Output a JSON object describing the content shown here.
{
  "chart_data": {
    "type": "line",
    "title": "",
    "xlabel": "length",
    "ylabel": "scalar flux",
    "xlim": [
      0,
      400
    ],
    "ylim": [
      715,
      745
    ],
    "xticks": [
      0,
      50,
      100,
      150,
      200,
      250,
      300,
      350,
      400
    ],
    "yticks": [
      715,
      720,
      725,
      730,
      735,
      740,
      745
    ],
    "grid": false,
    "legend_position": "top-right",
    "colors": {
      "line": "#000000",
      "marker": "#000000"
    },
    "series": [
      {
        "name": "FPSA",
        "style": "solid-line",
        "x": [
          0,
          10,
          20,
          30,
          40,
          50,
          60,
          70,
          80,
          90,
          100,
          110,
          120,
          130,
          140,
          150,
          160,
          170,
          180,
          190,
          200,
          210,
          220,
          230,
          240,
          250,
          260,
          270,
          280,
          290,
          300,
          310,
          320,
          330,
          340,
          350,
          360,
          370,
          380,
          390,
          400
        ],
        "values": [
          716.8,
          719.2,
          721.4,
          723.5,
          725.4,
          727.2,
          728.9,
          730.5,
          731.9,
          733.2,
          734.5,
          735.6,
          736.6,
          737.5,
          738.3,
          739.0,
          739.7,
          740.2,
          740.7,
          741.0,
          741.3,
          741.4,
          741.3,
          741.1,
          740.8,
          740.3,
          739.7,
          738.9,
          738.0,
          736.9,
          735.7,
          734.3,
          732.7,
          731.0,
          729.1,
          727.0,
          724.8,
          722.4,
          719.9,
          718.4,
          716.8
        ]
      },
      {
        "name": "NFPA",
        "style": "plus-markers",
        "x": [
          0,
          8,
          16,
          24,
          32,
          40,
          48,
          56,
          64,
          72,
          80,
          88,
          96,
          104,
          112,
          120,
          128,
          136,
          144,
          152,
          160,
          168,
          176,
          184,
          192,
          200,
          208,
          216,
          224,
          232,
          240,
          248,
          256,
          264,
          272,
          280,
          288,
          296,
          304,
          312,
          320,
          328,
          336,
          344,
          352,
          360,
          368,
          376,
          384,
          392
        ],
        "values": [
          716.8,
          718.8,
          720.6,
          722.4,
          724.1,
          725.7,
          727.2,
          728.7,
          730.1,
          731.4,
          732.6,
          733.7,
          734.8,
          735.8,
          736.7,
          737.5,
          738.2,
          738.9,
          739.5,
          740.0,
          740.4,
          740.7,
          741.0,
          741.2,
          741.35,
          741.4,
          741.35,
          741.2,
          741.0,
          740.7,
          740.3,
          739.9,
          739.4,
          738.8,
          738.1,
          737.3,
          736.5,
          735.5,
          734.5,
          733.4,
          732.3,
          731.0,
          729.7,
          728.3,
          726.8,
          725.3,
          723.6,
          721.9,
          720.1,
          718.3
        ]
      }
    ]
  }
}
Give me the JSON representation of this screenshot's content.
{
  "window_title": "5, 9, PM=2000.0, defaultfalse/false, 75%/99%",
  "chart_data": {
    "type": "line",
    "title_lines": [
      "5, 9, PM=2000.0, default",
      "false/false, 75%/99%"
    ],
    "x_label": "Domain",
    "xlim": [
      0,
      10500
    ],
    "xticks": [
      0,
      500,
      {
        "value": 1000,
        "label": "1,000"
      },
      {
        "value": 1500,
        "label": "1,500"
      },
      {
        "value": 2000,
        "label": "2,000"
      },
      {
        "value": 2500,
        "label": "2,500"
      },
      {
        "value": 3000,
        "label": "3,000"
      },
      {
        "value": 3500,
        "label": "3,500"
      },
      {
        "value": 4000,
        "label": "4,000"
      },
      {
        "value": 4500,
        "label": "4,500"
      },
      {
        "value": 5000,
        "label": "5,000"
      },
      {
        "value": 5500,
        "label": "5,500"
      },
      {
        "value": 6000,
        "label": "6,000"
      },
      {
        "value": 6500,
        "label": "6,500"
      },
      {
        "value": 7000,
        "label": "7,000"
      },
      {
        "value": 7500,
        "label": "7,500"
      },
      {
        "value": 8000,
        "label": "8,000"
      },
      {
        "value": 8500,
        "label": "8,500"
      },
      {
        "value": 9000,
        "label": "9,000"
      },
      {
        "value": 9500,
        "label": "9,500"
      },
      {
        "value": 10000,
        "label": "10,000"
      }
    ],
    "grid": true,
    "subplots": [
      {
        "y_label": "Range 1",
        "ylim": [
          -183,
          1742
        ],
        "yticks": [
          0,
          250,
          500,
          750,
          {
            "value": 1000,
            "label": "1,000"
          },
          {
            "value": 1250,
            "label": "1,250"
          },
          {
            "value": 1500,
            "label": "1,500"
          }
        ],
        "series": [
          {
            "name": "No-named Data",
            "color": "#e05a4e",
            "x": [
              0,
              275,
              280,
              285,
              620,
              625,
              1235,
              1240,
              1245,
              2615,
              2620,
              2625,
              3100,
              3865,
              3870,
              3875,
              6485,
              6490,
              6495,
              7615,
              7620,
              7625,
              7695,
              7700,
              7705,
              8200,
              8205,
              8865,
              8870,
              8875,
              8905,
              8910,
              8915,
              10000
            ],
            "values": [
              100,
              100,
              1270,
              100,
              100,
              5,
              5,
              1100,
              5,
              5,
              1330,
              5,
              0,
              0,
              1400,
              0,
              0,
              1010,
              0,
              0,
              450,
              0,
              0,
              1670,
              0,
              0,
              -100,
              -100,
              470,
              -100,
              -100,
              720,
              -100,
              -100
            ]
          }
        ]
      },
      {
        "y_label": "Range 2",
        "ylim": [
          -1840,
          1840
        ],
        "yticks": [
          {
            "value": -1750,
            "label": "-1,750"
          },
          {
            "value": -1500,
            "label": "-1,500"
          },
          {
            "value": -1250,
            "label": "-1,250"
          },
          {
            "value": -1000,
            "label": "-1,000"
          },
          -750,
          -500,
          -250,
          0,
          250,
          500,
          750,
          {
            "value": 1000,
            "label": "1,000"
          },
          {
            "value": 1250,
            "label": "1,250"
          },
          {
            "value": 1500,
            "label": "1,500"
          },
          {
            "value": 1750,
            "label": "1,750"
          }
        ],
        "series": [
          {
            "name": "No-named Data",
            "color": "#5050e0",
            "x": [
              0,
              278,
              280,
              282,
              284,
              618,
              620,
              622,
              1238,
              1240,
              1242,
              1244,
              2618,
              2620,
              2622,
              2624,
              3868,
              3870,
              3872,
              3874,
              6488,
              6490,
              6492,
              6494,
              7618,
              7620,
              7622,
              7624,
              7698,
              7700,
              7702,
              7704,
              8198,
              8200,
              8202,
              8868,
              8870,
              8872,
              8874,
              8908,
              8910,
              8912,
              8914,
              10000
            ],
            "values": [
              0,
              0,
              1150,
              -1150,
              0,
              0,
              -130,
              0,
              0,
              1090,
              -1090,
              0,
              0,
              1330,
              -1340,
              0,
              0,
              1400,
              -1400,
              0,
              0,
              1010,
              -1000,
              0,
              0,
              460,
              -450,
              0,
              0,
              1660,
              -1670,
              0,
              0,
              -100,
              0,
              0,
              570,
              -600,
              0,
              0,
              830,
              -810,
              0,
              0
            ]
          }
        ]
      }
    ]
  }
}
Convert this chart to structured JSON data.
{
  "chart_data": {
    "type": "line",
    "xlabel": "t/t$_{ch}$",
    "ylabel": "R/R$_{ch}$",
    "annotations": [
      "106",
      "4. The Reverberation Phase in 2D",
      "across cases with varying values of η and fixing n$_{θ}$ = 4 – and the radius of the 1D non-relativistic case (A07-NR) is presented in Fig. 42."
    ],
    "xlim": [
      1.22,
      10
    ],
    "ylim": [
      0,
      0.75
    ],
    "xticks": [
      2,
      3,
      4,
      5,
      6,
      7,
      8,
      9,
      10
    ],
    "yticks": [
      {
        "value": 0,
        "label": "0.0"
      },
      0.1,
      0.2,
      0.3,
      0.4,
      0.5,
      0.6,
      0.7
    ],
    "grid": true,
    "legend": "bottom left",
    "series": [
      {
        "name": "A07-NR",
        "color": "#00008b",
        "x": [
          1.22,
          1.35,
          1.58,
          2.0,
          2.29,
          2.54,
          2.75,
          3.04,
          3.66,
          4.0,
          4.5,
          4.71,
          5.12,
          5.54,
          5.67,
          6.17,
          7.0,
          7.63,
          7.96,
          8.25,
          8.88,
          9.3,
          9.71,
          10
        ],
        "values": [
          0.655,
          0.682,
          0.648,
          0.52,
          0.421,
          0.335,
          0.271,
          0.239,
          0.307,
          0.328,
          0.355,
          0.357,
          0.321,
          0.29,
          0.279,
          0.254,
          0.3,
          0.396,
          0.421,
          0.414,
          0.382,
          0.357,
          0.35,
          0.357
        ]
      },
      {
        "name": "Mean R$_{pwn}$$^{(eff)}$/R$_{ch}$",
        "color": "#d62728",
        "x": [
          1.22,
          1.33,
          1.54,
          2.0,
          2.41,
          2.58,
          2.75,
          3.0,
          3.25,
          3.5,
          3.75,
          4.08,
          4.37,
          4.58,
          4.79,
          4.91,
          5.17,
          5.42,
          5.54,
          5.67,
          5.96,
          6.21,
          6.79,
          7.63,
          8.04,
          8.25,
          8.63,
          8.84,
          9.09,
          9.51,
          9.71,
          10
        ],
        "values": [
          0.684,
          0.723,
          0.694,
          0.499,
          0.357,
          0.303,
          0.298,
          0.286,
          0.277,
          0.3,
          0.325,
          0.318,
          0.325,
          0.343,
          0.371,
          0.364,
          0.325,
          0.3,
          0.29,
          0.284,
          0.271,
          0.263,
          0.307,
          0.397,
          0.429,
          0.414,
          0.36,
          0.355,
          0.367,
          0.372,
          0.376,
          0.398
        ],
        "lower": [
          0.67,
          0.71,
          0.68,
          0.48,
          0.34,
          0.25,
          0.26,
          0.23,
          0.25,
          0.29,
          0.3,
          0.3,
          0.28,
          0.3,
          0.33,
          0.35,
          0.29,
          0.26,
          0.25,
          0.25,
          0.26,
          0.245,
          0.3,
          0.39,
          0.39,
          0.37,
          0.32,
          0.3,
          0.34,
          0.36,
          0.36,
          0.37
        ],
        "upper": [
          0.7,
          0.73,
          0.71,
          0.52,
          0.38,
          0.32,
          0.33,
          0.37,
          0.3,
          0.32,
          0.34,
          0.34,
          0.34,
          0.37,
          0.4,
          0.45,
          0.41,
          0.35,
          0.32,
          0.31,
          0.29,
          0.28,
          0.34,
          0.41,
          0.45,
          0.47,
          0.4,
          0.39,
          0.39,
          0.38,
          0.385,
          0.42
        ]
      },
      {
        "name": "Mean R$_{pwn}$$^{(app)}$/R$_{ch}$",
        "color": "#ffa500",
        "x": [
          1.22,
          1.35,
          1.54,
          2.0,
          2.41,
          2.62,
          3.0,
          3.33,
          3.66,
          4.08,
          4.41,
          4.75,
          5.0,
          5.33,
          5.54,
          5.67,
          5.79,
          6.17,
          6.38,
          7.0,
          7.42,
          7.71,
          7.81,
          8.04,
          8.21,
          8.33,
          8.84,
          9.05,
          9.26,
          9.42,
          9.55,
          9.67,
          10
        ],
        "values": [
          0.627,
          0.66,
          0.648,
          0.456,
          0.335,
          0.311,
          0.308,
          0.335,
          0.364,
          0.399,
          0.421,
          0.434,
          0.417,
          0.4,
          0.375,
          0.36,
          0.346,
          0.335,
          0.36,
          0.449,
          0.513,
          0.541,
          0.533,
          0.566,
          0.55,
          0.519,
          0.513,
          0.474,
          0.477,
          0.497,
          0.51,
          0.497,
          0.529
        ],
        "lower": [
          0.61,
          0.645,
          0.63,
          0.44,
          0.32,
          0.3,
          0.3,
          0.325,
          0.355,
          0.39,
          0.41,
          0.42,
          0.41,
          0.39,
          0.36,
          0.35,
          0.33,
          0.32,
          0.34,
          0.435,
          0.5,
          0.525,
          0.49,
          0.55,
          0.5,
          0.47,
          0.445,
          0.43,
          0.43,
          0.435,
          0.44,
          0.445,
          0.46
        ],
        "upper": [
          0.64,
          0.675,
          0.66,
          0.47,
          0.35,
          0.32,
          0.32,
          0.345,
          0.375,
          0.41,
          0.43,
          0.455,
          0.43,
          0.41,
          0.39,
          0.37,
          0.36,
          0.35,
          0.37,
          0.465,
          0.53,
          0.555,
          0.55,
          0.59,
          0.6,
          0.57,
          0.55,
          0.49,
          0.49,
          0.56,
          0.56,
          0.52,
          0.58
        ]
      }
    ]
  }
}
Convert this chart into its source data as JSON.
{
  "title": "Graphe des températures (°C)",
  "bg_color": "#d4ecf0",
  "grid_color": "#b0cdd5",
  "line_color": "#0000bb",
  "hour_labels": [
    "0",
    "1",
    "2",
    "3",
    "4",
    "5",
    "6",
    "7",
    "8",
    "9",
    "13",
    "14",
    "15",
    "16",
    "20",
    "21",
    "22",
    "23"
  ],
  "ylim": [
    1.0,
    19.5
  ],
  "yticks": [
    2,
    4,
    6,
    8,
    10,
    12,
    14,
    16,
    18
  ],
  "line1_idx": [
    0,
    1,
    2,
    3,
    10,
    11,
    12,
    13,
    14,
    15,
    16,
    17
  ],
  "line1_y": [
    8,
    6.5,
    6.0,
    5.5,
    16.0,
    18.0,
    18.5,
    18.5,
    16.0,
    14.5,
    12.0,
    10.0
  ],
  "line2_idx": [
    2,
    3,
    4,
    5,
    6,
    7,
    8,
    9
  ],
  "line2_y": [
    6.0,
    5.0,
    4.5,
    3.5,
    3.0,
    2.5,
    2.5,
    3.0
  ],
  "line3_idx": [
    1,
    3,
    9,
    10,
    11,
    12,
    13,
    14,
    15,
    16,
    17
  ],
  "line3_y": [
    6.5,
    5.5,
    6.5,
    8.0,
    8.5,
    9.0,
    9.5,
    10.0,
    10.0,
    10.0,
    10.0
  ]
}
------
EXERCISE GOAL
Scan the material above for the word "this". Copy each line where it occurs.

EXERCISE RESPONSE
Give me the JSON representation of this screenshot's content.
Convert this chart to structured JSON data.
Convert this chart into its source data as JSON.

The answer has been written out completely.